Material for the task —
────────────────
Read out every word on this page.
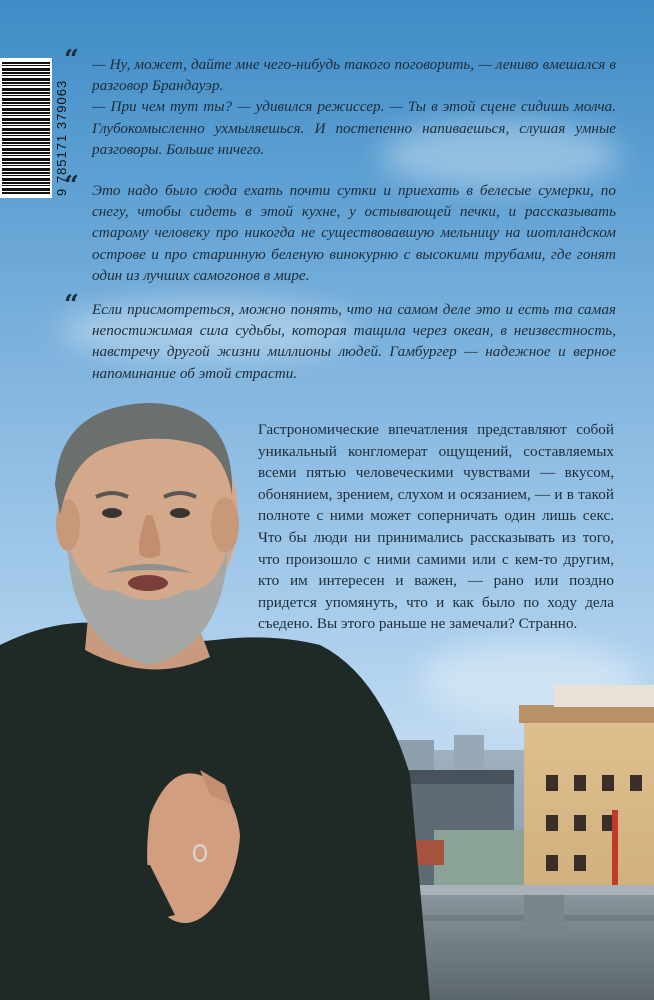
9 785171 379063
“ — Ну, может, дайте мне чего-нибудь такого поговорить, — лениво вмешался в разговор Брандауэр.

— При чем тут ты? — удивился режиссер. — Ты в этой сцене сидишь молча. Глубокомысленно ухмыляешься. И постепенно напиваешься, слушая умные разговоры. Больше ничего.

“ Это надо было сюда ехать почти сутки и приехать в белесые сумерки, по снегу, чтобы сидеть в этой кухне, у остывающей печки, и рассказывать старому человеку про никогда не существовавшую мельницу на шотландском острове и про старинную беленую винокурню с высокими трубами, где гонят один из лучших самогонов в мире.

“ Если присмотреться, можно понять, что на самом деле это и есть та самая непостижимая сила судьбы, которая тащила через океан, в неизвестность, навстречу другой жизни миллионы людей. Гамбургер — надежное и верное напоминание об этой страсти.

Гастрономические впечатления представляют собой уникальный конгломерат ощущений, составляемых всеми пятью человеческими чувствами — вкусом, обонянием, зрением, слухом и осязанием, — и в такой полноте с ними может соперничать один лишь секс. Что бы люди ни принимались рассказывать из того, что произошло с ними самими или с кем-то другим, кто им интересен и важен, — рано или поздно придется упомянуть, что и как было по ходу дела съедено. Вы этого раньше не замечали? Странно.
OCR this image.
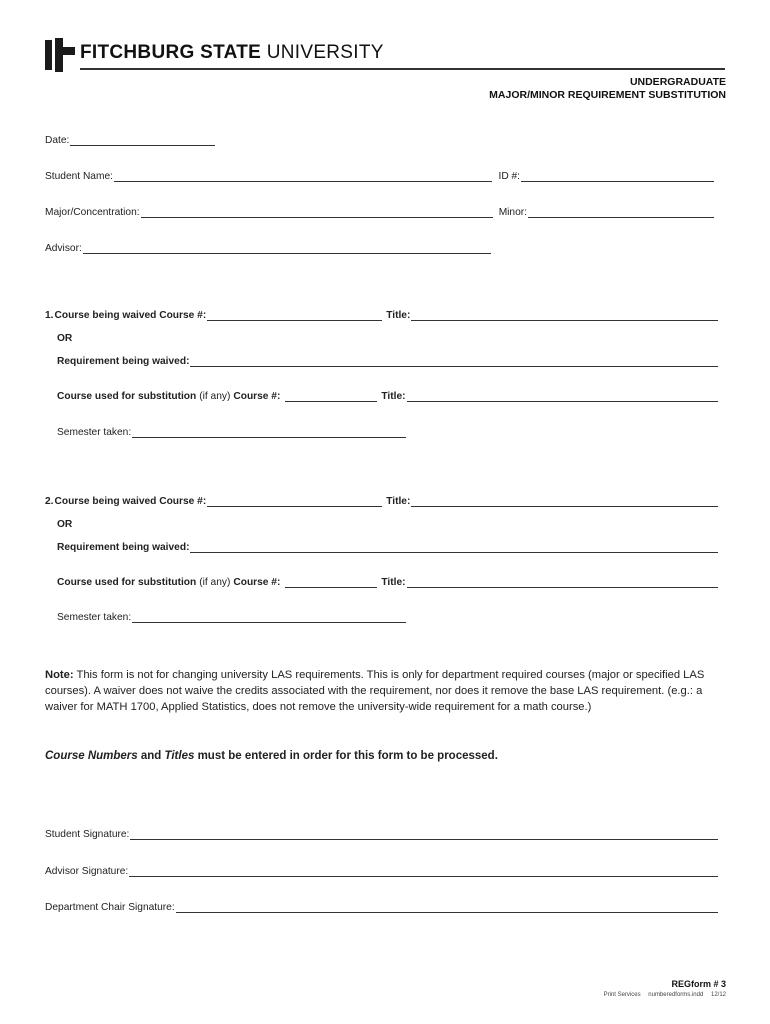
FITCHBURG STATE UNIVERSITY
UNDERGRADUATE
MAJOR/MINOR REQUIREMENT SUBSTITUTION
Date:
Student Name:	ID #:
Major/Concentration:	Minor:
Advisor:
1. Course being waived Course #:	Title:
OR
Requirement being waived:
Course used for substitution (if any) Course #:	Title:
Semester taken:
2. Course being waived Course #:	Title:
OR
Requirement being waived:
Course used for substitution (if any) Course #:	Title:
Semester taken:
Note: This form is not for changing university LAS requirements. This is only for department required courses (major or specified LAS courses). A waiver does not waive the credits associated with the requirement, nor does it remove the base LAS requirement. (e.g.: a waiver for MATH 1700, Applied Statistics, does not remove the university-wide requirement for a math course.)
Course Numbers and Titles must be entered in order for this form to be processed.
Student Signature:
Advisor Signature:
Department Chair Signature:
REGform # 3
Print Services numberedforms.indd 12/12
────────────────
Short problem —
Retype the lines exactly as they appear, beginning with the line that contains "OCR this image." and ending with the final line of the entries, and omit the pictures.

Solved problem —
OCR this image.
FITCHBURG STATE UNIVERSITY
UNDERGRADUATE
MAJOR/MINOR REQUIREMENT SUBSTITUTION
Date:
Student Name:	ID #:
Major/Concentration:	Minor:
Advisor:
1. Course being waived Course #:	Title:
OR
Requirement being waived:
Course used for substitution (if any) Course #:	Title:
Semester taken:
2. Course being waived Course #:	Title:
OR
Requirement being waived:
Course used for substitution (if any) Course #:	Title:
Semester taken:
Note: This form is not for changing university LAS requirements. This is only for department required courses (major or specified LAS courses). A waiver does not waive the credits associated with the requirement, nor does it remove the base LAS requirement. (e.g.: a waiver for MATH 1700, Applied Statistics, does not remove the university-wide requirement for a math course.)
Course Numbers and Titles must be entered in order for this form to be processed.
Student Signature:
Advisor Signature:
Department Chair Signature:
REGform # 3
Print Services numberedforms.indd 12/12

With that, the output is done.